▶ EXTRACTED DATA:

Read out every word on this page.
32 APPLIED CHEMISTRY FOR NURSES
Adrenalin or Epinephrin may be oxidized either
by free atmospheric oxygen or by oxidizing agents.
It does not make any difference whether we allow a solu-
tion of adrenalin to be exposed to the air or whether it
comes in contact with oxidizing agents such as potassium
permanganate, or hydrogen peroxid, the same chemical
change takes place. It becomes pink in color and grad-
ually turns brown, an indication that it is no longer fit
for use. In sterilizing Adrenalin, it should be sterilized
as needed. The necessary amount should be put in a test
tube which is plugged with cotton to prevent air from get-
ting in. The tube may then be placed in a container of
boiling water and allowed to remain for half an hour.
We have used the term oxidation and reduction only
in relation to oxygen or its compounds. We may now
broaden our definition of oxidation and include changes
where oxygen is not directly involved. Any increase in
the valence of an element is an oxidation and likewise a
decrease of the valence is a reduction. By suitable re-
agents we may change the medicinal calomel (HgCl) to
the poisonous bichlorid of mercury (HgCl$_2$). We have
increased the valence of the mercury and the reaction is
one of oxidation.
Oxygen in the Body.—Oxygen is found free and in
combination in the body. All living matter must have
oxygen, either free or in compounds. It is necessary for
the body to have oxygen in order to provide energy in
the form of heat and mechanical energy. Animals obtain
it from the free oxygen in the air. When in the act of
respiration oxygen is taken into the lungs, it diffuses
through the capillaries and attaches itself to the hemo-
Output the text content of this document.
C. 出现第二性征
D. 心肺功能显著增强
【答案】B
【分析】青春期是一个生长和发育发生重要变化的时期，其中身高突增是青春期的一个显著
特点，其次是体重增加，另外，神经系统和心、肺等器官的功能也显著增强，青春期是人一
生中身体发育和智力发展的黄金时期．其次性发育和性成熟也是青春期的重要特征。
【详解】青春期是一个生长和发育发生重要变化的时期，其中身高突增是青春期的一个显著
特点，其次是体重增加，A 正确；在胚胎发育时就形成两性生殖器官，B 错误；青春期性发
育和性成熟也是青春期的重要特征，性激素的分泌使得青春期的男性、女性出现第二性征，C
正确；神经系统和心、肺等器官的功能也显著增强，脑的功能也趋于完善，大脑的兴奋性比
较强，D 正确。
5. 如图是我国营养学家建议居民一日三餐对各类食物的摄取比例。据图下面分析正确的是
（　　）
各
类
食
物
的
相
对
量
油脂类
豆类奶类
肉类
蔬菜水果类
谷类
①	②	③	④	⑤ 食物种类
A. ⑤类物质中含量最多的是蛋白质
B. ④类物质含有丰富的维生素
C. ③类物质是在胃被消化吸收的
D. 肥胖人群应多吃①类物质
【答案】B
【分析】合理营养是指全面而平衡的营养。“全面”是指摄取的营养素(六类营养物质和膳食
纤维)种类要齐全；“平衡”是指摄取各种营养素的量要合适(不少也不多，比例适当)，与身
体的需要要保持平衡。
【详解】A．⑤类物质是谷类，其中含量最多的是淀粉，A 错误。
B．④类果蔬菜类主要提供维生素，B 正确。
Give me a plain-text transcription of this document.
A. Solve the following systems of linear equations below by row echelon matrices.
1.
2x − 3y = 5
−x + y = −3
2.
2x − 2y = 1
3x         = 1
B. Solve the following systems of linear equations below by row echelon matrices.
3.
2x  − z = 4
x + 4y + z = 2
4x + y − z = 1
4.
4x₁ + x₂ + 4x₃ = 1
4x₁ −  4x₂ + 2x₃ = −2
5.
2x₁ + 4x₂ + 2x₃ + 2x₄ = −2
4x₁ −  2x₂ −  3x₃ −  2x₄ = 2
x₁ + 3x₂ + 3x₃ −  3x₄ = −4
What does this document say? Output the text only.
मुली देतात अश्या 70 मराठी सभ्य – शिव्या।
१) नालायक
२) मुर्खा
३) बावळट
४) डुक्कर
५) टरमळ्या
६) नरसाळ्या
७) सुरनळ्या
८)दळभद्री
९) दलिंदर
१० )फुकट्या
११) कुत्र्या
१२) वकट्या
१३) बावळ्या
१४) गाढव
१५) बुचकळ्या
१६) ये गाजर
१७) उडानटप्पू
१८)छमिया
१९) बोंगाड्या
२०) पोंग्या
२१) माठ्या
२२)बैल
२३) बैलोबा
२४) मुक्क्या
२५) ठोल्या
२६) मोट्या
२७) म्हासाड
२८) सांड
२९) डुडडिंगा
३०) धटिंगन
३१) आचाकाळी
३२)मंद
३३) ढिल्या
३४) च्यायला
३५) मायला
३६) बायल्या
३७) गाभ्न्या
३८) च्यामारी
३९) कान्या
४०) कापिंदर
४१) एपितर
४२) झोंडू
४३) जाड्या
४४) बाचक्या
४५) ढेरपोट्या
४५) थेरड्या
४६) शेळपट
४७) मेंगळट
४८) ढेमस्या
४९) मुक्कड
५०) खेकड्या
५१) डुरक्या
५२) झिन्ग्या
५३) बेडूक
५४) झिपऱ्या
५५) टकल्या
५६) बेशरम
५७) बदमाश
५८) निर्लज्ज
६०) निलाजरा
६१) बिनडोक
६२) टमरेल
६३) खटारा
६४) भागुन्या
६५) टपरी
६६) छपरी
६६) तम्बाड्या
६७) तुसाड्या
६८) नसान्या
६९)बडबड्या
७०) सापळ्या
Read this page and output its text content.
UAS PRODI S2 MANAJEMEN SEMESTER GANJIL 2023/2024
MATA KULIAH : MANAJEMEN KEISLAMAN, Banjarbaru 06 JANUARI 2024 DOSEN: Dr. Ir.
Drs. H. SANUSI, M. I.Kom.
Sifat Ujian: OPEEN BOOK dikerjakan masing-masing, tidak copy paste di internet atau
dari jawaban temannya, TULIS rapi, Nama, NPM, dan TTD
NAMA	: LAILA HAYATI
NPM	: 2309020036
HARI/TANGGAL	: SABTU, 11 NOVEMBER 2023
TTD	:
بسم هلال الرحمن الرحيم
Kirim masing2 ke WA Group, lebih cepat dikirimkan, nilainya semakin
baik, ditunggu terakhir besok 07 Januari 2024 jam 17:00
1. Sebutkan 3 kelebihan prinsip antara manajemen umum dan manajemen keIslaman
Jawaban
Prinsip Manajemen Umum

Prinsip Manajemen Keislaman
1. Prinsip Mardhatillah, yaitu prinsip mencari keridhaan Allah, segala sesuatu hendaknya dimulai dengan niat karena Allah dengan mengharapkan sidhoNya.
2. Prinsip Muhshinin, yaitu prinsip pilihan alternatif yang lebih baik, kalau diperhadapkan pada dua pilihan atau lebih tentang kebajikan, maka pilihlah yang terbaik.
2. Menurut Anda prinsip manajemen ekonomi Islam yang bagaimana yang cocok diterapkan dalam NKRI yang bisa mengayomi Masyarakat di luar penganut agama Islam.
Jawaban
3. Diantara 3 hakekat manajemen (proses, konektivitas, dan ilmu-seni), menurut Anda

▶ DIRECTION: Pick out, from the lines above, every one that contains the string "baik".

▶ TASK SOLUTION:
baik, ditunggu terakhir besok 07 Januari 2024 jam 17:00
2. Prinsip Muhshinin, yaitu prinsip pilihan alternatif yang lebih baik, kalau diperhadapkan pada dua pilihan atau lebih tentang kebajikan, maka pilihlah yang terbaik.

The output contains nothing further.